PROBLEM REQUIREMENTS -
Report the count of lines where the string "suis" appears, and nothing else.

** begin RECORDS PROVIDED **

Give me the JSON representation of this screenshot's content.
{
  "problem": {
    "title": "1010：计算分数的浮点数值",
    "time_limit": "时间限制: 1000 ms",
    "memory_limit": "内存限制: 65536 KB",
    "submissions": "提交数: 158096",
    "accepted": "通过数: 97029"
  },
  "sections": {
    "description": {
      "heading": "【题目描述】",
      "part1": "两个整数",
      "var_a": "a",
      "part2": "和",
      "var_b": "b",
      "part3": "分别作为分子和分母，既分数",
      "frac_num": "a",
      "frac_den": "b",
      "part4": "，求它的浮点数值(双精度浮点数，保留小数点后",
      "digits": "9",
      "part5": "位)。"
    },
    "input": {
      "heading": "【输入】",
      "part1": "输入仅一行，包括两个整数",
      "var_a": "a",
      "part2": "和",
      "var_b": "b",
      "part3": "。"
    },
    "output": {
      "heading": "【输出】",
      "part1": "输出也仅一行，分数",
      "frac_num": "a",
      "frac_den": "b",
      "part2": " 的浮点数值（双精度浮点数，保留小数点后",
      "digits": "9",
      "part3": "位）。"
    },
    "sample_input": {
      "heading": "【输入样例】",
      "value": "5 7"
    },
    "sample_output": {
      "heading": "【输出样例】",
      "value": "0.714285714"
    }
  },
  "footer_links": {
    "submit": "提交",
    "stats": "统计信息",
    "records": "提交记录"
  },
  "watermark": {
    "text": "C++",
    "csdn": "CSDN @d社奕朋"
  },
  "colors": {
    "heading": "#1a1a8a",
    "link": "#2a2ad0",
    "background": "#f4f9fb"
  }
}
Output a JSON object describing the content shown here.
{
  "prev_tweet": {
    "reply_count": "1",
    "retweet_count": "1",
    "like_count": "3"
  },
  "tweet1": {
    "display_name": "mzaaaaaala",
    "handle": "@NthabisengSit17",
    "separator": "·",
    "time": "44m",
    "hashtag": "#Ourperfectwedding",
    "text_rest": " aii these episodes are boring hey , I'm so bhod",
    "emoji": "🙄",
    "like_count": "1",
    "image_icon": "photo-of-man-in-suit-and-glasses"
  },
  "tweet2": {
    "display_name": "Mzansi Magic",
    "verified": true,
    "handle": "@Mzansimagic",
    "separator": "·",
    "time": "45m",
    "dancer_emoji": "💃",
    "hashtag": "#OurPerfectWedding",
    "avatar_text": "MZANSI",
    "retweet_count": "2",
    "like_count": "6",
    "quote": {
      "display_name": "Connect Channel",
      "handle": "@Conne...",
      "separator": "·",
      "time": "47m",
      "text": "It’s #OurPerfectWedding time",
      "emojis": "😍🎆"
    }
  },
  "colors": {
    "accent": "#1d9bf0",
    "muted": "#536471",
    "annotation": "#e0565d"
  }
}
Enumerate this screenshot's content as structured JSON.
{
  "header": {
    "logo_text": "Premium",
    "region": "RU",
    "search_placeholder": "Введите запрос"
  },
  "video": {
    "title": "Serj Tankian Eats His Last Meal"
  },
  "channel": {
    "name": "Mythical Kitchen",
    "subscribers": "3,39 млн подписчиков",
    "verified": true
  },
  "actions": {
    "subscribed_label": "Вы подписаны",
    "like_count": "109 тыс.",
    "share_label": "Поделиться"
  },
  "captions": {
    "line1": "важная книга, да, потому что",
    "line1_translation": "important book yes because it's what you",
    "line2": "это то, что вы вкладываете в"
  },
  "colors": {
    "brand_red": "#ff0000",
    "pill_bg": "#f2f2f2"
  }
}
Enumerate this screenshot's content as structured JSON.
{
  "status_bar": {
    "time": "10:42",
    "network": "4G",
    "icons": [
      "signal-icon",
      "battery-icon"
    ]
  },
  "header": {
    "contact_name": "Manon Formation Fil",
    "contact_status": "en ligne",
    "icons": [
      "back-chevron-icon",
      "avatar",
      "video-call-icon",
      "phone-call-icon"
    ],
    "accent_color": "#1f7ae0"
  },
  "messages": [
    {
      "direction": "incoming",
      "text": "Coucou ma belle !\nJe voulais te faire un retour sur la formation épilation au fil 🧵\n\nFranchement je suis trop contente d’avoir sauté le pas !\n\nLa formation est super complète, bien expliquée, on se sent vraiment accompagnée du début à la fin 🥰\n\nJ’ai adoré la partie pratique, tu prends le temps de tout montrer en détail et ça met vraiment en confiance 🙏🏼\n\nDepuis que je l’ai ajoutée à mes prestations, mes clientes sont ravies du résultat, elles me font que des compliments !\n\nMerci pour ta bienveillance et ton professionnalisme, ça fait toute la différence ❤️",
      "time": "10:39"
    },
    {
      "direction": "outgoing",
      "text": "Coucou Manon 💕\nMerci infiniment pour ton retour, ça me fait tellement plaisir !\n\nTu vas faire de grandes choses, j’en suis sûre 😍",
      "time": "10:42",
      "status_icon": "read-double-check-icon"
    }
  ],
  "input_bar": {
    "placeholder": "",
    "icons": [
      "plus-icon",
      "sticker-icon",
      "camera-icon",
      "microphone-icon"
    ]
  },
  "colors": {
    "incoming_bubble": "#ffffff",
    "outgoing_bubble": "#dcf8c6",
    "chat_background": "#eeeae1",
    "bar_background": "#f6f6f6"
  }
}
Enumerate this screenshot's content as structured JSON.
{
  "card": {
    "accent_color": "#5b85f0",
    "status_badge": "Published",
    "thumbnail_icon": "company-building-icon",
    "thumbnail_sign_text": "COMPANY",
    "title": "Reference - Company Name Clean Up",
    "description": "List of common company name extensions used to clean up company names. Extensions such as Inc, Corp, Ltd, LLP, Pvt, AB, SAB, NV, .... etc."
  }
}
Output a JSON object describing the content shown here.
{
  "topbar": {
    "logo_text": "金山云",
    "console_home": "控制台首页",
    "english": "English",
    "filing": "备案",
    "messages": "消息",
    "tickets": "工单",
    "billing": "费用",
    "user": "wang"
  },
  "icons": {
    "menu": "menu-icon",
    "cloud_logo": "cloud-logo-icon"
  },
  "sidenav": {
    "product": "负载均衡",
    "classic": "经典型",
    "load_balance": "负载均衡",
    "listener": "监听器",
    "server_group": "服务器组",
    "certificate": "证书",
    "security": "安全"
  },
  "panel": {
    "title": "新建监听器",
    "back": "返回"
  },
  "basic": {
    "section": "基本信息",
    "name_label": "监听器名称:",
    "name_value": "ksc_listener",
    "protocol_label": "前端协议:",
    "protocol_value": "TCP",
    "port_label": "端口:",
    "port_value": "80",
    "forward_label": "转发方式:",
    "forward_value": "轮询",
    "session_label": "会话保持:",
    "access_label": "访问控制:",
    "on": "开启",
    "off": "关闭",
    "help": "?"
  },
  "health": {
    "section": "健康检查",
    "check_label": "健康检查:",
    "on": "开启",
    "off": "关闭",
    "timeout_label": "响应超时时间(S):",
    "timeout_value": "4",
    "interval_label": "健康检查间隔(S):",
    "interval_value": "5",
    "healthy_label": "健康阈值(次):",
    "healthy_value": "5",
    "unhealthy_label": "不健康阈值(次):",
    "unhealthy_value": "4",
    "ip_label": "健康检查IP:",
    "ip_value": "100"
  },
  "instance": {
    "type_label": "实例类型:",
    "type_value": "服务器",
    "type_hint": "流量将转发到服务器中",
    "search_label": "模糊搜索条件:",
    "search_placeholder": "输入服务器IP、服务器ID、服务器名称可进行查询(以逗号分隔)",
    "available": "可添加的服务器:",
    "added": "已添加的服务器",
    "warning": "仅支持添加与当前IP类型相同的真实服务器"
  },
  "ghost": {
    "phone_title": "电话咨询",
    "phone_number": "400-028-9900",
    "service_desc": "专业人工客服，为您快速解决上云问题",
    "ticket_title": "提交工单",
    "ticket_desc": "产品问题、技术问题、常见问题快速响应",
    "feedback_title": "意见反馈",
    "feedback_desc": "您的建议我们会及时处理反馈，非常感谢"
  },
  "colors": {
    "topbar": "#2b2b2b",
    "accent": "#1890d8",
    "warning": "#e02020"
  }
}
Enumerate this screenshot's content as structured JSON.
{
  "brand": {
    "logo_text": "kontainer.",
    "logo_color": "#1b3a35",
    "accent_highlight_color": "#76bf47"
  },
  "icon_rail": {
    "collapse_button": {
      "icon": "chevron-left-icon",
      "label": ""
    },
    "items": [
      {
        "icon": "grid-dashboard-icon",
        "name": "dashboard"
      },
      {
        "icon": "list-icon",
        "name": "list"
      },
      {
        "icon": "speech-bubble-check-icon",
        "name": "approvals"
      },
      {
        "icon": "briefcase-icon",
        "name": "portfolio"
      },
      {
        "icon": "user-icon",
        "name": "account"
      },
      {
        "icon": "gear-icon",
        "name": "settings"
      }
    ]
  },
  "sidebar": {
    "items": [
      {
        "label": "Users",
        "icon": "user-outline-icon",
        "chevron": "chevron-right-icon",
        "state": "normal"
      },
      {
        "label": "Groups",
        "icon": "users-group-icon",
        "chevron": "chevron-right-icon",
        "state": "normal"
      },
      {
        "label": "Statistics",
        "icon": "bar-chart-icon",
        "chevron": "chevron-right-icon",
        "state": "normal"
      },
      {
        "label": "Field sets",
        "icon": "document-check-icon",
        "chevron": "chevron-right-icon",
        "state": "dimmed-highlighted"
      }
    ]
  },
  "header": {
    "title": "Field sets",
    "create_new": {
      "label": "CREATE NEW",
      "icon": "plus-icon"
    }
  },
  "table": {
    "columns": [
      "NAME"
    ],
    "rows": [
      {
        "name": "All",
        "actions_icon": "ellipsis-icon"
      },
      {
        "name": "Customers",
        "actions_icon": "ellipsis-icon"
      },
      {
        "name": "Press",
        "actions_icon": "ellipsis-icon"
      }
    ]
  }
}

** end RECORDS PROVIDED **

RESULT OF THE TASK -
2